[Dataset excerpts]
_ _ _ _ _ _ _

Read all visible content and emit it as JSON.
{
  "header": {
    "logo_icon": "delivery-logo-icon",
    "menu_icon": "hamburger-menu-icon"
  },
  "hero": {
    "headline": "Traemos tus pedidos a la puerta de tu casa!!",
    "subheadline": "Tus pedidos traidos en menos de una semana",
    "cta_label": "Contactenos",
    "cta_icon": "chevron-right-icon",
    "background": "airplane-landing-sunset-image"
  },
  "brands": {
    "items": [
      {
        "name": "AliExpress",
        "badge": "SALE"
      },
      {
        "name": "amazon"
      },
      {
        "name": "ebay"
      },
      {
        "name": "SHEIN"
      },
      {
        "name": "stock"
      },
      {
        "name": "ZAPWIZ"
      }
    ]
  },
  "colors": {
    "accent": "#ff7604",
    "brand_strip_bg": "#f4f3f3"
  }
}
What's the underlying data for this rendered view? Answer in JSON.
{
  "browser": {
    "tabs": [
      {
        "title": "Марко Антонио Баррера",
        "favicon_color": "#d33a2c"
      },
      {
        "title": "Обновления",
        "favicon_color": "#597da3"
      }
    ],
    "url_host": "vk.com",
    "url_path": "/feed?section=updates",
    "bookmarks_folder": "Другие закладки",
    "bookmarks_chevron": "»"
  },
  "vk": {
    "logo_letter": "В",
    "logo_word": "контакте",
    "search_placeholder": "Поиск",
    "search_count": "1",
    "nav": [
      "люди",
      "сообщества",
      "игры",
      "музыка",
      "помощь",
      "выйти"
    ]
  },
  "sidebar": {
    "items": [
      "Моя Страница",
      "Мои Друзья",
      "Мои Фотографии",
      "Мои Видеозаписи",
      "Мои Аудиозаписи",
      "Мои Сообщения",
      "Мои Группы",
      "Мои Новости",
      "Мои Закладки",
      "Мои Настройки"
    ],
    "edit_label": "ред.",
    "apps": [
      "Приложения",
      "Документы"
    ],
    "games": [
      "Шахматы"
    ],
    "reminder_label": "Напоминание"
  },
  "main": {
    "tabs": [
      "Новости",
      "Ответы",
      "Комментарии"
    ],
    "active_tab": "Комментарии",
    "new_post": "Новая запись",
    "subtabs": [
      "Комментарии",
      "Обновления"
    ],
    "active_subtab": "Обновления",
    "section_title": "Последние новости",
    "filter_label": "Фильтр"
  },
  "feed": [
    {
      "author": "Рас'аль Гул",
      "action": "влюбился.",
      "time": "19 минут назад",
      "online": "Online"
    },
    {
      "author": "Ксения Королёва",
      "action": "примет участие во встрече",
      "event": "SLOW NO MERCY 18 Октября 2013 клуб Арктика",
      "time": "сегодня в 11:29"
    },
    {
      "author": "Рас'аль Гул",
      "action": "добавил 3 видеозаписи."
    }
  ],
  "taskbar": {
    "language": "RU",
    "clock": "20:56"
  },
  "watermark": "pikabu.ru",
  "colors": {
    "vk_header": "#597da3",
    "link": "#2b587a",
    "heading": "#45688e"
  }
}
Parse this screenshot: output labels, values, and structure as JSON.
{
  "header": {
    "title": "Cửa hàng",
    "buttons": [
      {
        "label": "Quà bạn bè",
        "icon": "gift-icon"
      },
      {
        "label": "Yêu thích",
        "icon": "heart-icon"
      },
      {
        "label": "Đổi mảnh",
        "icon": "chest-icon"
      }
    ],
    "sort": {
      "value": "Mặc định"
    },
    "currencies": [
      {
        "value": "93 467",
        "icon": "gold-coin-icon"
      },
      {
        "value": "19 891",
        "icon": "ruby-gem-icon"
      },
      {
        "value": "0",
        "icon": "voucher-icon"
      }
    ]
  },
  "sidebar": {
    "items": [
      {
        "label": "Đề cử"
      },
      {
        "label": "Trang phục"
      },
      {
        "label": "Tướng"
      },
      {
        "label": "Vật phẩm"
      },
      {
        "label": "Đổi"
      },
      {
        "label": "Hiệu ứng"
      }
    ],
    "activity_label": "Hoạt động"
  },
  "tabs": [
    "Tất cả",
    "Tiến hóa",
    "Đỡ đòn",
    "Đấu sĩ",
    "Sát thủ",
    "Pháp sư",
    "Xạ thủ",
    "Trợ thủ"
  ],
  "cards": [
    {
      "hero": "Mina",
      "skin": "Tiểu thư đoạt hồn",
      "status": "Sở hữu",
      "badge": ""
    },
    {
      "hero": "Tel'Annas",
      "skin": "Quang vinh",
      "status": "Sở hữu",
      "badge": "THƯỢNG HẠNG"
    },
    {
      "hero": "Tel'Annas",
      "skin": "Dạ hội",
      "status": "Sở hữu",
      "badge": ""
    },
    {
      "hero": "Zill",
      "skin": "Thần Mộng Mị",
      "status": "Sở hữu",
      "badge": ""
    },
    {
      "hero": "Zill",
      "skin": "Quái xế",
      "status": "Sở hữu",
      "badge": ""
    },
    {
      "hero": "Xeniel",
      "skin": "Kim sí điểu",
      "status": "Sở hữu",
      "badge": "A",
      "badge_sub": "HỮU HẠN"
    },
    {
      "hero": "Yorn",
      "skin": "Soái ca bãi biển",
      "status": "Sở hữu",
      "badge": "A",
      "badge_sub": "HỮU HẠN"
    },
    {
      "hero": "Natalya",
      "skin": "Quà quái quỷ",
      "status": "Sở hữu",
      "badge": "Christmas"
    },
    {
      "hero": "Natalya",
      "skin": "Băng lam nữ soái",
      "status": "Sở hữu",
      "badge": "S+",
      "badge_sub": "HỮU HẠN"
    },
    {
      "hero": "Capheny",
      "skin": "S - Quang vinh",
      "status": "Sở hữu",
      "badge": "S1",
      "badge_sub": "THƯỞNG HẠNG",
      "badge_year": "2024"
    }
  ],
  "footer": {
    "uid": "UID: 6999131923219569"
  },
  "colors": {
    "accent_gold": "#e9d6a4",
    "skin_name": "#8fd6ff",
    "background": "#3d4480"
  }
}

_ _ _ _ _ _ _

| TASK BRIEF |
Reproduce the records above exactly as they appear.

| RESPONSE TO THE EXERCISE |
Read all visible content and emit it as JSON.
{
  "header": {
    "logo_icon": "delivery-logo-icon",
    "menu_icon": "hamburger-menu-icon"
  },
  "hero": {
    "headline": "Traemos tus pedidos a la puerta de tu casa!!",
    "subheadline": "Tus pedidos traidos en menos de una semana",
    "cta_label": "Contactenos",
    "cta_icon": "chevron-right-icon",
    "background": "airplane-landing-sunset-image"
  },
  "brands": {
    "items": [
      {
        "name": "AliExpress",
        "badge": "SALE"
      },
      {
        "name": "amazon"
      },
      {
        "name": "ebay"
      },
      {
        "name": "SHEIN"
      },
      {
        "name": "stock"
      },
      {
        "name": "ZAPWIZ"
      }
    ]
  },
  "colors": {
    "accent": "#ff7604",
    "brand_strip_bg": "#f4f3f3"
  }
}
What's the underlying data for this rendered view? Answer in JSON.
{
  "browser": {
    "tabs": [
      {
        "title": "Марко Антонио Баррера",
        "favicon_color": "#d33a2c"
      },
      {
        "title": "Обновления",
        "favicon_color": "#597da3"
      }
    ],
    "url_host": "vk.com",
    "url_path": "/feed?section=updates",
    "bookmarks_folder": "Другие закладки",
    "bookmarks_chevron": "»"
  },
  "vk": {
    "logo_letter": "В",
    "logo_word": "контакте",
    "search_placeholder": "Поиск",
    "search_count": "1",
    "nav": [
      "люди",
      "сообщества",
      "игры",
      "музыка",
      "помощь",
      "выйти"
    ]
  },
  "sidebar": {
    "items": [
      "Моя Страница",
      "Мои Друзья",
      "Мои Фотографии",
      "Мои Видеозаписи",
      "Мои Аудиозаписи",
      "Мои Сообщения",
      "Мои Группы",
      "Мои Новости",
      "Мои Закладки",
      "Мои Настройки"
    ],
    "edit_label": "ред.",
    "apps": [
      "Приложения",
      "Документы"
    ],
    "games": [
      "Шахматы"
    ],
    "reminder_label": "Напоминание"
  },
  "main": {
    "tabs": [
      "Новости",
      "Ответы",
      "Комментарии"
    ],
    "active_tab": "Комментарии",
    "new_post": "Новая запись",
    "subtabs": [
      "Комментарии",
      "Обновления"
    ],
    "active_subtab": "Обновления",
    "section_title": "Последние новости",
    "filter_label": "Фильтр"
  },
  "feed": [
    {
      "author": "Рас'аль Гул",
      "action": "влюбился.",
      "time": "19 минут назад",
      "online": "Online"
    },
    {
      "author": "Ксения Королёва",
      "action": "примет участие во встрече",
      "event": "SLOW NO MERCY 18 Октября 2013 клуб Арктика",
      "time": "сегодня в 11:29"
    },
    {
      "author": "Рас'аль Гул",
      "action": "добавил 3 видеозаписи."
    }
  ],
  "taskbar": {
    "language": "RU",
    "clock": "20:56"
  },
  "watermark": "pikabu.ru",
  "colors": {
    "vk_header": "#597da3",
    "link": "#2b587a",
    "heading": "#45688e"
  }
}
Parse this screenshot: output labels, values, and structure as JSON.
{
  "header": {
    "title": "Cửa hàng",
    "buttons": [
      {
        "label": "Quà bạn bè",
        "icon": "gift-icon"
      },
      {
        "label": "Yêu thích",
        "icon": "heart-icon"
      },
      {
        "label": "Đổi mảnh",
        "icon": "chest-icon"
      }
    ],
    "sort": {
      "value": "Mặc định"
    },
    "currencies": [
      {
        "value": "93 467",
        "icon": "gold-coin-icon"
      },
      {
        "value": "19 891",
        "icon": "ruby-gem-icon"
      },
      {
        "value": "0",
        "icon": "voucher-icon"
      }
    ]
  },
  "sidebar": {
    "items": [
      {
        "label": "Đề cử"
      },
      {
        "label": "Trang phục"
      },
      {
        "label": "Tướng"
      },
      {
        "label": "Vật phẩm"
      },
      {
        "label": "Đổi"
      },
      {
        "label": "Hiệu ứng"
      }
    ],
    "activity_label": "Hoạt động"
  },
  "tabs": [
    "Tất cả",
    "Tiến hóa",
    "Đỡ đòn",
    "Đấu sĩ",
    "Sát thủ",
    "Pháp sư",
    "Xạ thủ",
    "Trợ thủ"
  ],
  "cards": [
    {
      "hero": "Mina",
      "skin": "Tiểu thư đoạt hồn",
      "status": "Sở hữu",
      "badge": ""
    },
    {
      "hero": "Tel'Annas",
      "skin": "Quang vinh",
      "status": "Sở hữu",
      "badge": "THƯỢNG HẠNG"
    },
    {
      "hero": "Tel'Annas",
      "skin": "Dạ hội",
      "status": "Sở hữu",
      "badge": ""
    },
    {
      "hero": "Zill",
      "skin": "Thần Mộng Mị",
      "status": "Sở hữu",
      "badge": ""
    },
    {
      "hero": "Zill",
      "skin": "Quái xế",
      "status": "Sở hữu",
      "badge": ""
    },
    {
      "hero": "Xeniel",
      "skin": "Kim sí điểu",
      "status": "Sở hữu",
      "badge": "A",
      "badge_sub": "HỮU HẠN"
    },
    {
      "hero": "Yorn",
      "skin": "Soái ca bãi biển",
      "status": "Sở hữu",
      "badge": "A",
      "badge_sub": "HỮU HẠN"
    },
    {
      "hero": "Natalya",
      "skin": "Quà quái quỷ",
      "status": "Sở hữu",
      "badge": "Christmas"
    },
    {
      "hero": "Natalya",
      "skin": "Băng lam nữ soái",
      "status": "Sở hữu",
      "badge": "S+",
      "badge_sub": "HỮU HẠN"
    },
    {
      "hero": "Capheny",
      "skin": "S - Quang vinh",
      "status": "Sở hữu",
      "badge": "S1",
      "badge_sub": "THƯỞNG HẠNG",
      "badge_year": "2024"
    }
  ],
  "footer": {
    "uid": "UID: 6999131923219569"
  },
  "colors": {
    "accent_gold": "#e9d6a4",
    "skin_name": "#8fd6ff",
    "background": "#3d4480"
  }
}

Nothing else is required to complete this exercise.